===== TEXT TO READ =====

Is this also the case for B&H?

Yes it is. The model explains overall parental satisfaction with education pretty well.


Prediction of overall parental satisfaction with education
total school-level variance 32.50%
proportion of school-level variance explained 46.92%
proportion of individual variance explained 32.59%
groups DF 18
total DF 869


And the coefficients for the dependent variables are similar to the all-countries model, although the contribution of individual-level belief in the effectiveness of representatives is not quite as massive.


t-value p<
intercept -0.14 n.s.
area-rural -0.97 n.s.
school mean: Household index: number of items owned, from list of key items such as washing machine 0.11 n.s.
school mean: Roma or not 1.17 n.s.
principals’ opinion: ensuring child is happy in school is the role of parents rather than school – mean -0.17 n.s.
principals: invitations to participate – mean 0.38 n.s.
school mean: Child school achievement -1.49 n.s.
school mean: Child likes school 0.89 n.s.
school mean: ensuring child is happy in school is the role of parents rather than school – mean -3.03 0.01
school mean: family sees their parent representative as effective – mean 1.79 0.1
school mean: family feels capable to participate – mean 0.78 n.s.
school mean: seeing different forms of participation as good – mean -0.54 n.s.
school mean: family feels duty to participate – mean 2.16 0.05
school mean: accepting invitations to participate – mean -0.79 n.s.
Child school achievement 6.95 0.00001
Child likes school 1.67 0.1
Household index: number of items owned, from list of key items such as washing machine 3.16 0.01
ensuring child is happy in school is the role of parents rather than school – mean 2.52 0.05
family sees their parent representative as effective – mean 6.94 0.00001
active participation – office as representative or trying to influence things -2.04 0.05
family feels capable to participate – mean 2.42 0.05
seeing different forms of participation as good – mean 1.94 0.1
family feels duty to participate – mean -0.09 n.s.

===== ENTRIES SUPPLIED =====

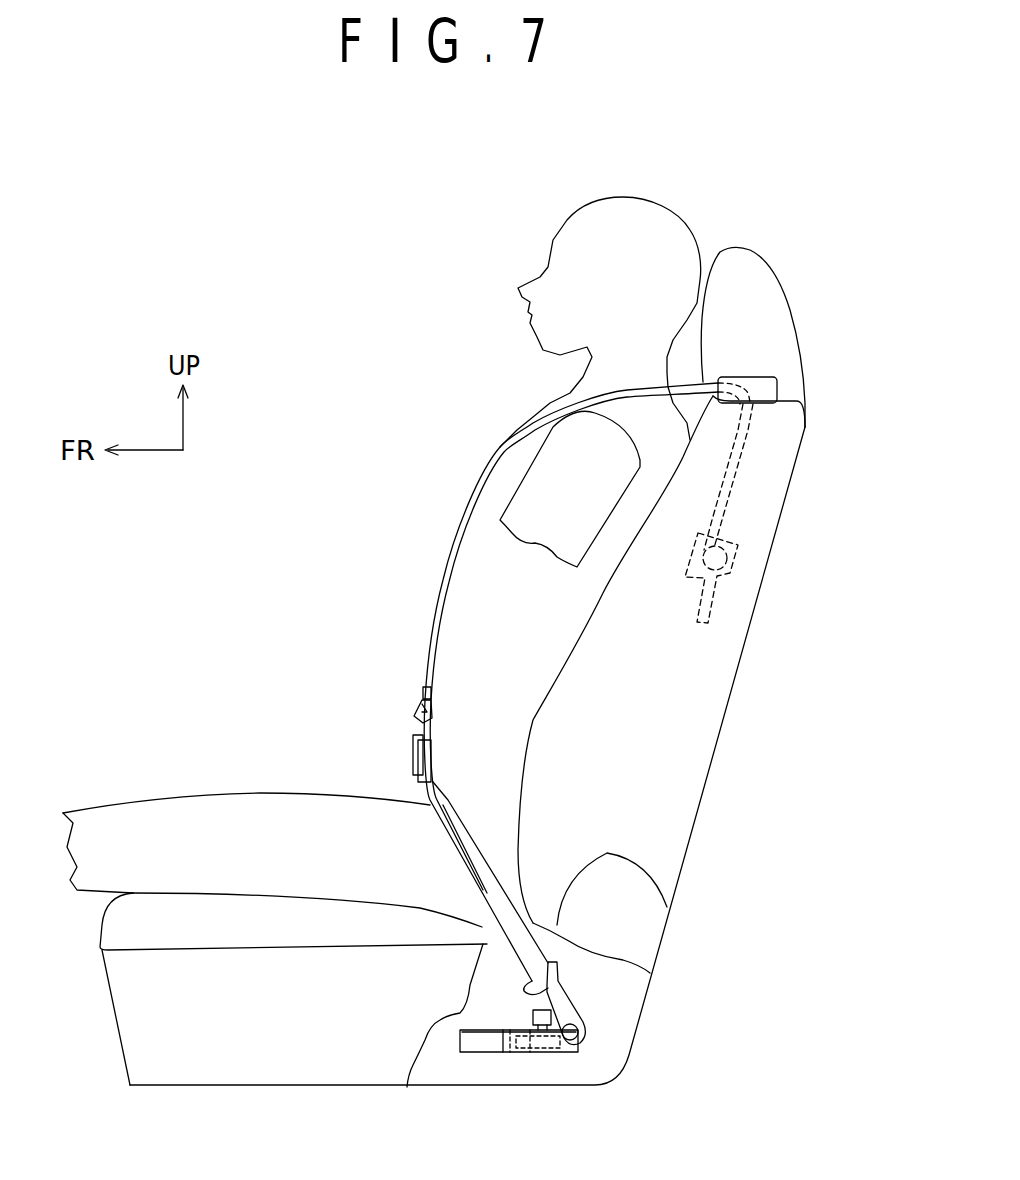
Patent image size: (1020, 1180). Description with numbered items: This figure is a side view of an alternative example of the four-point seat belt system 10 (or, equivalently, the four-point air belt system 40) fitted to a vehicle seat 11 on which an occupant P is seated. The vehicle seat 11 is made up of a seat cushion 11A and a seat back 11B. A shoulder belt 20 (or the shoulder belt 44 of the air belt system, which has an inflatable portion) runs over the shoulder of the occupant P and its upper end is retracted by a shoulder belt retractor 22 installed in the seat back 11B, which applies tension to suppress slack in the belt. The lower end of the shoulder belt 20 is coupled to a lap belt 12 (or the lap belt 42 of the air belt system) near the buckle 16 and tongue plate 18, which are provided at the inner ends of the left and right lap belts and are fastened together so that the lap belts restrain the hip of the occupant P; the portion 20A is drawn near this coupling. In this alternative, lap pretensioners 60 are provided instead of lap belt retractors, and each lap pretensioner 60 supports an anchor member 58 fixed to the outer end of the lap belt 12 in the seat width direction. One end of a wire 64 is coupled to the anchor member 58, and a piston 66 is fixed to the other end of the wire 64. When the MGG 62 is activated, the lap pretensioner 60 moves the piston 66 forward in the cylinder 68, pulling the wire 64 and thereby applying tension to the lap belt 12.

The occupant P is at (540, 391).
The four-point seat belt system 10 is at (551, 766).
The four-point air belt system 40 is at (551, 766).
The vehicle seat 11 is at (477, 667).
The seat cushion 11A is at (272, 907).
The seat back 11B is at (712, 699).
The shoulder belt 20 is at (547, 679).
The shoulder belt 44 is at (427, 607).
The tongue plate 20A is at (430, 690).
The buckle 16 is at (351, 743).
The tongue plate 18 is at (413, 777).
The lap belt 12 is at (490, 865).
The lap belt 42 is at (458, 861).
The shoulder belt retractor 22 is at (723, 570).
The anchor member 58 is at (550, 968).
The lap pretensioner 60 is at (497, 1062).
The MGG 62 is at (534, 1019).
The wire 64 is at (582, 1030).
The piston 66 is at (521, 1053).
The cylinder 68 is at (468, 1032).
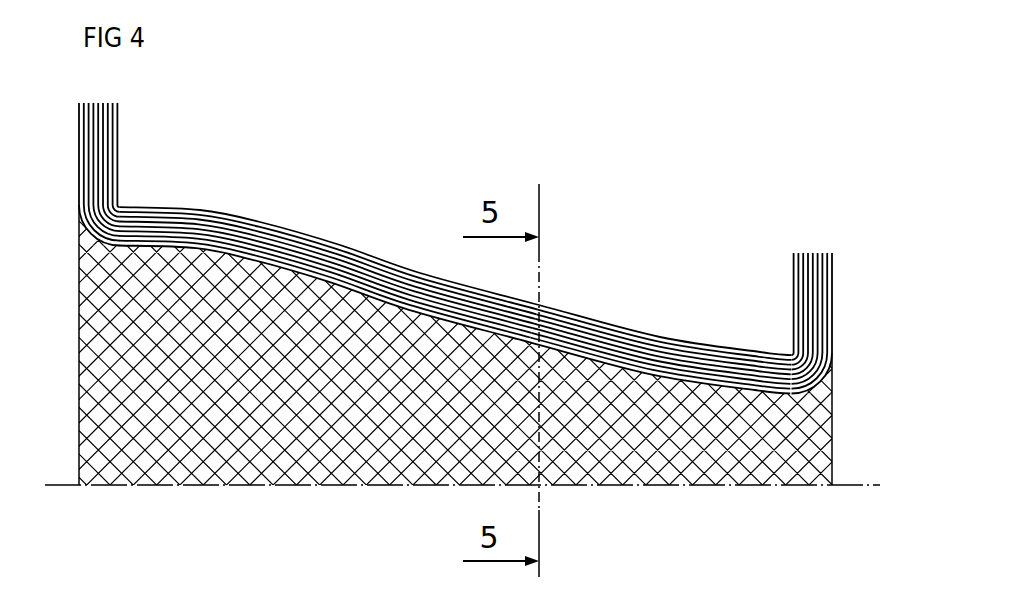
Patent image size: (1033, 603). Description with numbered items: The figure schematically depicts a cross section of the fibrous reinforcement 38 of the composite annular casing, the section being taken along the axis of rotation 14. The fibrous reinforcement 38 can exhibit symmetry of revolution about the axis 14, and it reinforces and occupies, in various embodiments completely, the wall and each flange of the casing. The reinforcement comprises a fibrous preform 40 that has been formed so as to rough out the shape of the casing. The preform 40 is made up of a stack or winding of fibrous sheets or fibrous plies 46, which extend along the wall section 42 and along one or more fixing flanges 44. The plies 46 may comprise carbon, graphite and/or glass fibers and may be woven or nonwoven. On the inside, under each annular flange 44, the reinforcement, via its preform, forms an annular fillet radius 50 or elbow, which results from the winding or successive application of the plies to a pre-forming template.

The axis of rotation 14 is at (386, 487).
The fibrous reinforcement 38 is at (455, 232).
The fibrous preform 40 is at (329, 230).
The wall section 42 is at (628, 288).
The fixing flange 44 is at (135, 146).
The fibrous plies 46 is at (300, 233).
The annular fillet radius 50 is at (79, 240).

=====

* **SET EXERCISE**: Revise the part of the text on parental satisfaction in B&H that opens with the words containing "area-rural -0.97 n.s." and closes with "mean 0.78 n.s.", putting "parents' representative" wherever "parent representative" appears. The listing is separate material that has nothing to do with the text on parental satisfaction in B&H.

* **EXERCISE SOLUTION**:
area-rural -0.97 n.s.
school mean: Household index: number of items owned, from list of key items such as washing machine 0.11 n.s.
school mean: Roma or not 1.17 n.s.
principals’ opinion: ensuring child is happy in school is the role of parents rather than school – mean -0.17 n.s.
principals: invitations to participate – mean 0.38 n.s.
school mean: Child school achievement -1.49 n.s.
school mean: Child likes school 0.89 n.s.
school mean: ensuring child is happy in school is the role of parents rather than school – mean -3.03 0.01
school mean: family sees their parents' representative as effective – mean 1.79 0.1
school mean: family feels capable to participate – mean 0.78 n.s.